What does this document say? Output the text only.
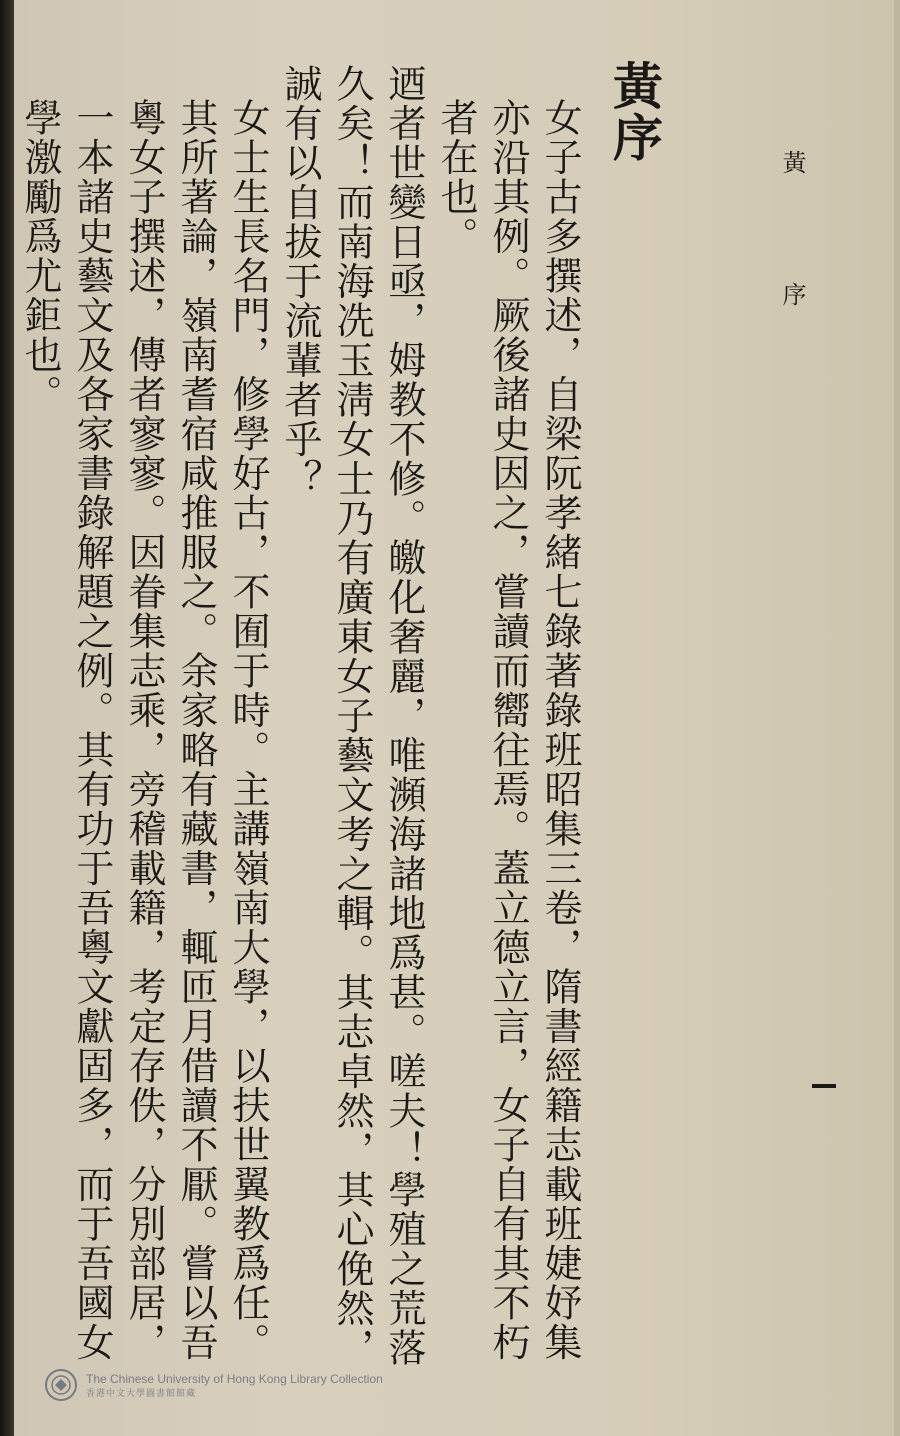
黃 序

黃序

女子古多撰述，自梁阮孝緒七錄著錄班昭集三卷，隋書經籍志載班婕妤集亦沿其例。厥後諸史因之，嘗讀而嚮往焉。蓋立德立言，女子自有其不朽者在也。

迺者世變日亟，姆教不修。皦化奢麗，唯瀕海諸地爲甚。嗟夫！學殖之荒落久矣！而南海冼玉淸女士乃有廣東女子藝文考之輯。其志卓然，其心俛然，誠有以自拔于流輩者乎？

女士生長名門，修學好古，不囿于時。主講嶺南大學，以扶世翼教爲任。其所著論，嶺南耆宿咸推服之。余家略有藏書，輒匝月借讀不厭。嘗以吾粵女子撰述，傳者寥寥。因眷集志乘，旁稽載籍，考定存佚，分別部居，一本諸史藝文及各家書錄解題之例。其有功于吾粵文獻固多，而于吾國女學激勵爲尤鉅也。

The Chinese University of Hong Kong Library Collection
香港中文大學圖書館館藏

########################################

Keep the pictures out and write out the records exactly.

What does this document say? Output the text only.
黃 序

黃序

女子古多撰述，自梁阮孝緒七錄著錄班昭集三卷，隋書經籍志載班婕妤集亦沿其例。厥後諸史因之，嘗讀而嚮往焉。蓋立德立言，女子自有其不朽者在也。

迺者世變日亟，姆教不修。皦化奢麗，唯瀕海諸地爲甚。嗟夫！學殖之荒落久矣！而南海冼玉淸女士乃有廣東女子藝文考之輯。其志卓然，其心俛然，誠有以自拔于流輩者乎？

女士生長名門，修學好古，不囿于時。主講嶺南大學，以扶世翼教爲任。其所著論，嶺南耆宿咸推服之。余家略有藏書，輒匝月借讀不厭。嘗以吾粵女子撰述，傳者寥寥。因眷集志乘，旁稽載籍，考定存佚，分別部居，一本諸史藝文及各家書錄解題之例。其有功于吾粵文獻固多，而于吾國女學激勵爲尤鉅也。

The Chinese University of Hong Kong Library Collection
香港中文大學圖書館館藏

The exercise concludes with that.